_Data shown_
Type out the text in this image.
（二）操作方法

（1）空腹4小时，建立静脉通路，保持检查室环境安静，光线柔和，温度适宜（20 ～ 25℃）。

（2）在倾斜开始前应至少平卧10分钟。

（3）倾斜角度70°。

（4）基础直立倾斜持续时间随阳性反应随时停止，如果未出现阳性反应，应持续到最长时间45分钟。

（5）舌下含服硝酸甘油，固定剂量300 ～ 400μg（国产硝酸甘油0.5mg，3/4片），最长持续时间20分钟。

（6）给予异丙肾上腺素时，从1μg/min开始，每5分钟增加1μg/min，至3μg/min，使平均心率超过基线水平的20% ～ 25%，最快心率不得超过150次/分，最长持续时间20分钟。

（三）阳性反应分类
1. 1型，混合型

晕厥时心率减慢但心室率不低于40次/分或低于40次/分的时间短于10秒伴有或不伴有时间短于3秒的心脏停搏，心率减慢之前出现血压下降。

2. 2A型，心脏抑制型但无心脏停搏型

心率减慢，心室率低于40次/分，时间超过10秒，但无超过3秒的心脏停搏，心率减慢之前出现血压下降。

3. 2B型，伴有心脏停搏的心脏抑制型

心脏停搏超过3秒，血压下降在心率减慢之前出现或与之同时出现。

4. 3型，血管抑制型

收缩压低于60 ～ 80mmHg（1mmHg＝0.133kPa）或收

_Your instructions_
Output the entries exactly.

_Written response_
Type out the text in this image.
（二）操作方法

（1）空腹4小时，建立静脉通路，保持检查室环境安静，光线柔和，温度适宜（20 ～ 25℃）。

（2）在倾斜开始前应至少平卧10分钟。

（3）倾斜角度70°。

（4）基础直立倾斜持续时间随阳性反应随时停止，如果未出现阳性反应，应持续到最长时间45分钟。

（5）舌下含服硝酸甘油，固定剂量300 ～ 400μg（国产硝酸甘油0.5mg，3/4片），最长持续时间20分钟。

（6）给予异丙肾上腺素时，从1μg/min开始，每5分钟增加1μg/min，至3μg/min，使平均心率超过基线水平的20% ～ 25%，最快心率不得超过150次/分，最长持续时间20分钟。

（三）阳性反应分类
1. 1型，混合型

晕厥时心率减慢但心室率不低于40次/分或低于40次/分的时间短于10秒伴有或不伴有时间短于3秒的心脏停搏，心率减慢之前出现血压下降。

2. 2A型，心脏抑制型但无心脏停搏型

心率减慢，心室率低于40次/分，时间超过10秒，但无超过3秒的心脏停搏，心率减慢之前出现血压下降。

3. 2B型，伴有心脏停搏的心脏抑制型

心脏停搏超过3秒，血压下降在心率减慢之前出现或与之同时出现。

4. 3型，血管抑制型

收缩压低于60 ～ 80mmHg（1mmHg＝0.133kPa）或收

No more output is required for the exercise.